Entries from a visual dataset

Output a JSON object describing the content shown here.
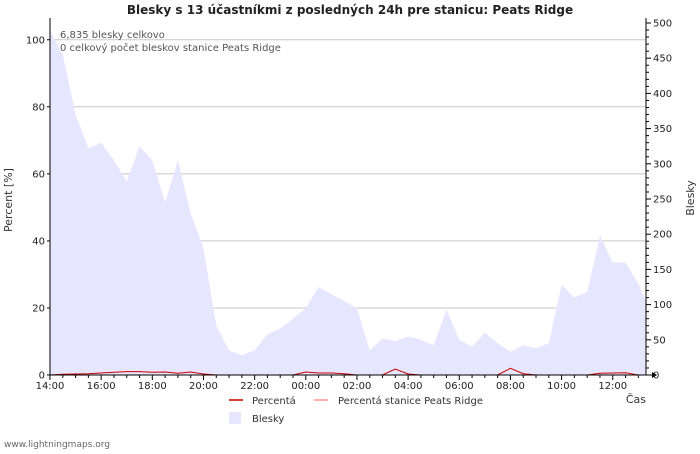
{
  "colors": {
    "background": "#ffffff",
    "area": "#e6e6ff",
    "grid": "#c8c8c8",
    "axis": "#000000",
    "percent_line": "#cc0000",
    "station_line": "#ff9999"
  },
  "chart_data": {
    "type": "area",
    "title": "Blesky s 13 účastníkmi z posledných 24h pre stanicu: Peats Ridge",
    "annotations": [
      "6,835 blesky celkovo",
      "0 celkový počet bleskov stanice Peats Ridge"
    ],
    "xlabel": "Čas",
    "ylabel_left": "Percent   [%]",
    "ylabel_right": "Blesky",
    "x_ticks": [
      "14:00",
      "16:00",
      "18:00",
      "20:00",
      "22:00",
      "00:00",
      "02:00",
      "04:00",
      "06:00",
      "08:00",
      "10:00",
      "12:00"
    ],
    "x_range_hours": [
      0,
      23.3
    ],
    "y_left_ticks": [
      0,
      20,
      40,
      60,
      80,
      100
    ],
    "y_left_range": [
      0,
      105
    ],
    "y_right_ticks": [
      0,
      50,
      100,
      150,
      200,
      250,
      300,
      350,
      400,
      450,
      500
    ],
    "y_right_range": [
      0,
      500
    ],
    "series": [
      {
        "name": "Blesky",
        "kind": "area",
        "axis": "right",
        "x": [
          0,
          0.5,
          1,
          1.5,
          2,
          2.5,
          3,
          3.5,
          4,
          4.5,
          5,
          5.5,
          6,
          6.5,
          7,
          7.5,
          8,
          8.5,
          9,
          9.5,
          10,
          10.5,
          11,
          11.5,
          12,
          12.5,
          13,
          13.5,
          14,
          14.5,
          15,
          15.5,
          16,
          16.5,
          17,
          17.5,
          18,
          18.5,
          19,
          19.5,
          20,
          20.5,
          21,
          21.5,
          22,
          22.5,
          23,
          23.3
        ],
        "values": [
          490,
          455,
          370,
          322,
          330,
          305,
          275,
          325,
          305,
          245,
          305,
          230,
          180,
          70,
          35,
          28,
          35,
          58,
          66,
          80,
          95,
          125,
          115,
          105,
          95,
          35,
          52,
          48,
          55,
          50,
          42,
          93,
          50,
          40,
          60,
          45,
          33,
          42,
          38,
          45,
          128,
          110,
          118,
          198,
          160,
          160,
          130,
          105
        ]
      },
      {
        "name": "Percentá",
        "kind": "line",
        "axis": "left",
        "x": [
          0,
          0.5,
          1,
          1.5,
          2,
          2.5,
          3,
          3.5,
          4,
          4.5,
          5,
          5.5,
          6,
          6.5,
          7,
          7.5,
          8,
          8.5,
          9,
          9.5,
          10,
          10.5,
          11,
          11.5,
          12,
          12.5,
          13,
          13.5,
          14,
          14.5,
          15,
          15.5,
          16,
          16.5,
          17,
          17.5,
          18,
          18.5,
          19,
          19.5,
          20,
          20.5,
          21,
          21.5,
          22,
          22.5,
          23,
          23.3
        ],
        "values": [
          0,
          0.2,
          0.3,
          0.4,
          0.6,
          0.8,
          1.0,
          1.0,
          0.8,
          0.9,
          0.5,
          0.9,
          0.3,
          0,
          0,
          0,
          0,
          0,
          0,
          0,
          0.9,
          0.6,
          0.6,
          0.4,
          0,
          0,
          0,
          1.8,
          0.3,
          0,
          0,
          0,
          0,
          0,
          0,
          0,
          2.0,
          0.4,
          0,
          0,
          0,
          0,
          0,
          0.5,
          0.6,
          0.7,
          0,
          0
        ]
      },
      {
        "name": "Percentá stanice Peats Ridge",
        "kind": "line",
        "axis": "left",
        "x": [
          0,
          23.3
        ],
        "values": [
          0,
          0
        ]
      }
    ],
    "legend": {
      "placement": "bottom",
      "entries": [
        "Percentá",
        "Percentá stanice Peats Ridge",
        "Blesky"
      ]
    }
  },
  "footer": "www.lightningmaps.org"
}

WHAT TO PRODUCE: Copy out the listing exactly as it stands, but not the pictures.

REPLY:
Output a JSON object describing the content shown here.
{
  "colors": {
    "background": "#ffffff",
    "area": "#e6e6ff",
    "grid": "#c8c8c8",
    "axis": "#000000",
    "percent_line": "#cc0000",
    "station_line": "#ff9999"
  },
  "chart_data": {
    "type": "area",
    "title": "Blesky s 13 účastníkmi z posledných 24h pre stanicu: Peats Ridge",
    "annotations": [
      "6,835 blesky celkovo",
      "0 celkový počet bleskov stanice Peats Ridge"
    ],
    "xlabel": "Čas",
    "ylabel_left": "Percent   [%]",
    "ylabel_right": "Blesky",
    "x_ticks": [
      "14:00",
      "16:00",
      "18:00",
      "20:00",
      "22:00",
      "00:00",
      "02:00",
      "04:00",
      "06:00",
      "08:00",
      "10:00",
      "12:00"
    ],
    "x_range_hours": [
      0,
      23.3
    ],
    "y_left_ticks": [
      0,
      20,
      40,
      60,
      80,
      100
    ],
    "y_left_range": [
      0,
      105
    ],
    "y_right_ticks": [
      0,
      50,
      100,
      150,
      200,
      250,
      300,
      350,
      400,
      450,
      500
    ],
    "y_right_range": [
      0,
      500
    ],
    "series": [
      {
        "name": "Blesky",
        "kind": "area",
        "axis": "right",
        "x": [
          0,
          0.5,
          1,
          1.5,
          2,
          2.5,
          3,
          3.5,
          4,
          4.5,
          5,
          5.5,
          6,
          6.5,
          7,
          7.5,
          8,
          8.5,
          9,
          9.5,
          10,
          10.5,
          11,
          11.5,
          12,
          12.5,
          13,
          13.5,
          14,
          14.5,
          15,
          15.5,
          16,
          16.5,
          17,
          17.5,
          18,
          18.5,
          19,
          19.5,
          20,
          20.5,
          21,
          21.5,
          22,
          22.5,
          23,
          23.3
        ],
        "values": [
          490,
          455,
          370,
          322,
          330,
          305,
          275,
          325,
          305,
          245,
          305,
          230,
          180,
          70,
          35,
          28,
          35,
          58,
          66,
          80,
          95,
          125,
          115,
          105,
          95,
          35,
          52,
          48,
          55,
          50,
          42,
          93,
          50,
          40,
          60,
          45,
          33,
          42,
          38,
          45,
          128,
          110,
          118,
          198,
          160,
          160,
          130,
          105
        ]
      },
      {
        "name": "Percentá",
        "kind": "line",
        "axis": "left",
        "x": [
          0,
          0.5,
          1,
          1.5,
          2,
          2.5,
          3,
          3.5,
          4,
          4.5,
          5,
          5.5,
          6,
          6.5,
          7,
          7.5,
          8,
          8.5,
          9,
          9.5,
          10,
          10.5,
          11,
          11.5,
          12,
          12.5,
          13,
          13.5,
          14,
          14.5,
          15,
          15.5,
          16,
          16.5,
          17,
          17.5,
          18,
          18.5,
          19,
          19.5,
          20,
          20.5,
          21,
          21.5,
          22,
          22.5,
          23,
          23.3
        ],
        "values": [
          0,
          0.2,
          0.3,
          0.4,
          0.6,
          0.8,
          1.0,
          1.0,
          0.8,
          0.9,
          0.5,
          0.9,
          0.3,
          0,
          0,
          0,
          0,
          0,
          0,
          0,
          0.9,
          0.6,
          0.6,
          0.4,
          0,
          0,
          0,
          1.8,
          0.3,
          0,
          0,
          0,
          0,
          0,
          0,
          0,
          2.0,
          0.4,
          0,
          0,
          0,
          0,
          0,
          0.5,
          0.6,
          0.7,
          0,
          0
        ]
      },
      {
        "name": "Percentá stanice Peats Ridge",
        "kind": "line",
        "axis": "left",
        "x": [
          0,
          23.3
        ],
        "values": [
          0,
          0
        ]
      }
    ],
    "legend": {
      "placement": "bottom",
      "entries": [
        "Percentá",
        "Percentá stanice Peats Ridge",
        "Blesky"
      ]
    }
  },
  "footer": "www.lightningmaps.org"
}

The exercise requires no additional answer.